- _PASSAGE DU TEXTE_:
◇ ◇ ◇

Présentation à l’IRIS SUP’ de mon rapport sur la base industrielle et technologique de défense européenne (BITDE)

Partager cet article

Lundi 9 février, j’ai présenté devant les étudiants de l’IRIS Sup’ mon rapport d’information sur la base industrielle et technologique de défense européenne (BITDE).

Dans un contexte marqué par la guerre en Ukraine et la perspective d’un désengagement partiel des États-Unis, j’ai rappelé que le principe d’une BITDE peine à se concrétiser : si des coopérations intégrées existent notamment concernant les missiles ou l’aéronautique, d’autres secteurs restent dominés par des logiques strictement nationales.

Ce rapport met en avant plusieurs enjeux tangibles : la domination et la dépendance persistante au chasseur américain F-35 sur le marché européen ; les difficultés rencontrées par certains grands programmes en coopération comme le Système aérien du futur (SCAF) ou le Système principal de combat terrestre (MGCS) ; ou encore la nécessité d’investir massivement dans les technologies émergentes – intelligence artificielle, cyber, spatial, quantique – pour éviter un décrochage stratégique.

L’augmentation des budgets de défense – certains États visant 3,5 % du PIB conformément aux objectifs de l’OTAN – pose également la question de leur acceptabilité au sein des opinions. L’effort de défense peut toutefois constituer un levier de réindustrialisation, d’innovation et de soutien aux PME et ETI du secteur.

À l’issue de ma présentation, j’ai échangé avec les étudiantes et les étudiants, qui m’ont notamment interrogé sur la place de la France, la complémentarité possible avec le Royaume-Uni, les garanties de sécurité attendues par les pays d’Europe orientale et les conditions d’une véritable autonomie stratégique européenne.

◇ ◇ ◇

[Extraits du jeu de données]
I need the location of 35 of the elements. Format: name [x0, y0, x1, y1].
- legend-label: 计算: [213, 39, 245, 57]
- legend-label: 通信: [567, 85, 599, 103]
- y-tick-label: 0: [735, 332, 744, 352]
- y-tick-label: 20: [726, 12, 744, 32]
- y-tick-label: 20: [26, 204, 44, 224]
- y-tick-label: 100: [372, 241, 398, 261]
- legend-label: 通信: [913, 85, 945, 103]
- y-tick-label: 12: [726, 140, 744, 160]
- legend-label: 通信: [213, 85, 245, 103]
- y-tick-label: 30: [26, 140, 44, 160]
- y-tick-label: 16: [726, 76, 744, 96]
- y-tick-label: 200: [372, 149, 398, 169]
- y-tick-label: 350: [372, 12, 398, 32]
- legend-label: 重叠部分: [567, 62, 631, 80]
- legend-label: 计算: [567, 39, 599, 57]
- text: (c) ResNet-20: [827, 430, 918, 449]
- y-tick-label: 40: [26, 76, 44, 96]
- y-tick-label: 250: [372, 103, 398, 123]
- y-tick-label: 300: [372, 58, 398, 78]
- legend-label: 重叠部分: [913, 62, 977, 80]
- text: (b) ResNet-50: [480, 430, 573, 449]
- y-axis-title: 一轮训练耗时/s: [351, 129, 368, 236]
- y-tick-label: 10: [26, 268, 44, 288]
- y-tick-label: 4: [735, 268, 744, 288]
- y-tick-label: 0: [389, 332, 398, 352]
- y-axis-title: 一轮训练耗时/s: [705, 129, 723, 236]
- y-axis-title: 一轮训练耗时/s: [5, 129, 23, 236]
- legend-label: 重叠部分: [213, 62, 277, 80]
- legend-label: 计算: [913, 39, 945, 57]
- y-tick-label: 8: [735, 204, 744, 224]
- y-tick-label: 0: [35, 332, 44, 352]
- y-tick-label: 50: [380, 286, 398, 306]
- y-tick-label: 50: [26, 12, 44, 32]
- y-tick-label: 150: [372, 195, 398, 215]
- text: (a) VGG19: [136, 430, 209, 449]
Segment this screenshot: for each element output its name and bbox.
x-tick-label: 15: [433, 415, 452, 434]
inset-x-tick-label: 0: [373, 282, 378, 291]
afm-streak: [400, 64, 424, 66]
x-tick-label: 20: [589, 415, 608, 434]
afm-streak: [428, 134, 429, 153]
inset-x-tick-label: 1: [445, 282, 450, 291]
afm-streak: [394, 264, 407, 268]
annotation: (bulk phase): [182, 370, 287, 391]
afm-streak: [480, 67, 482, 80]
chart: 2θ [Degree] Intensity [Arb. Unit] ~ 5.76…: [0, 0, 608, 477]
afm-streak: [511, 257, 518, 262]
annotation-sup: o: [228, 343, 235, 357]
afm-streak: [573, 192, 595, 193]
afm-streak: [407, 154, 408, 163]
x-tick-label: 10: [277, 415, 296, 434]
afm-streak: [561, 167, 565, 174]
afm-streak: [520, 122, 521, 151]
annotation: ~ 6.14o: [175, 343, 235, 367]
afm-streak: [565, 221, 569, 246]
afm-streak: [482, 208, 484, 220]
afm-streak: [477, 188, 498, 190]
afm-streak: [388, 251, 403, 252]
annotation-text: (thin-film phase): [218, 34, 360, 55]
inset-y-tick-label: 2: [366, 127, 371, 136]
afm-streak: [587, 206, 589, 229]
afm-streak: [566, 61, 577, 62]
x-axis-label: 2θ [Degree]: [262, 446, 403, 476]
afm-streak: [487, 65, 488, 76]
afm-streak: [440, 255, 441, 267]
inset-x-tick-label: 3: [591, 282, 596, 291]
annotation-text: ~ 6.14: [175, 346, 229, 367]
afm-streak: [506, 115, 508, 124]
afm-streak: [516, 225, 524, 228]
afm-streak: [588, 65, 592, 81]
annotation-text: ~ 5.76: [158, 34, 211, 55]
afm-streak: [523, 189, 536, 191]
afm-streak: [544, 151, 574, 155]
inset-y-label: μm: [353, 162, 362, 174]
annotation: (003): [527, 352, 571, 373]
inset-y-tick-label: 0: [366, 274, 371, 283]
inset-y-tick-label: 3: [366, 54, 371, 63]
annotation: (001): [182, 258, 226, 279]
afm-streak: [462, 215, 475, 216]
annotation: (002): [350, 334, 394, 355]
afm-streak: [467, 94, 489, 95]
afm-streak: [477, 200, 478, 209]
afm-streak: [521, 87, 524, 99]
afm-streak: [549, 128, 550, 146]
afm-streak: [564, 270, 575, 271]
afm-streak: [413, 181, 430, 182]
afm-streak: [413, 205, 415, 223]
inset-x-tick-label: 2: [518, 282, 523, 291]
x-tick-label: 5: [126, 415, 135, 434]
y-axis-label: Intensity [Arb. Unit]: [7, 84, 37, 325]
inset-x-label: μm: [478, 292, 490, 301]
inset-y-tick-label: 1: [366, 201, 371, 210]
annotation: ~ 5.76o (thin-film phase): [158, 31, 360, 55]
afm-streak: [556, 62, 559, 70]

◇ ◇ ◇

- _CONSIGNE_: Recopiez intégralement, s'il vous plaît, le texte sur la base industrielle et technologique de défense européenne, sans rien y modifier.

- _RÉSULTAT DE L'EXERCICE_:
Présentation à l’IRIS SUP’ de mon rapport sur la base industrielle et technologique de défense européenne (BITDE)

Partager cet article

Lundi 9 février, j’ai présenté devant les étudiants de l’IRIS Sup’ mon rapport d’information sur la base industrielle et technologique de défense européenne (BITDE).

Dans un contexte marqué par la guerre en Ukraine et la perspective d’un désengagement partiel des États-Unis, j’ai rappelé que le principe d’une BITDE peine à se concrétiser : si des coopérations intégrées existent notamment concernant les missiles ou l’aéronautique, d’autres secteurs restent dominés par des logiques strictement nationales.

Ce rapport met en avant plusieurs enjeux tangibles : la domination et la dépendance persistante au chasseur américain F-35 sur le marché européen ; les difficultés rencontrées par certains grands programmes en coopération comme le Système aérien du futur (SCAF) ou le Système principal de combat terrestre (MGCS) ; ou encore la nécessité d’investir massivement dans les technologies émergentes – intelligence artificielle, cyber, spatial, quantique – pour éviter un décrochage stratégique.

L’augmentation des budgets de défense – certains États visant 3,5 % du PIB conformément aux objectifs de l’OTAN – pose également la question de leur acceptabilité au sein des opinions. L’effort de défense peut toutefois constituer un levier de réindustrialisation, d’innovation et de soutien aux PME et ETI du secteur.

À l’issue de ma présentation, j’ai échangé avec les étudiantes et les étudiants, qui m’ont notamment interrogé sur la place de la France, la complémentarité possible avec le Royaume-Uni, les garanties de sécurité attendues par les pays d’Europe orientale et les conditions d’une véritable autonomie stratégique européenne.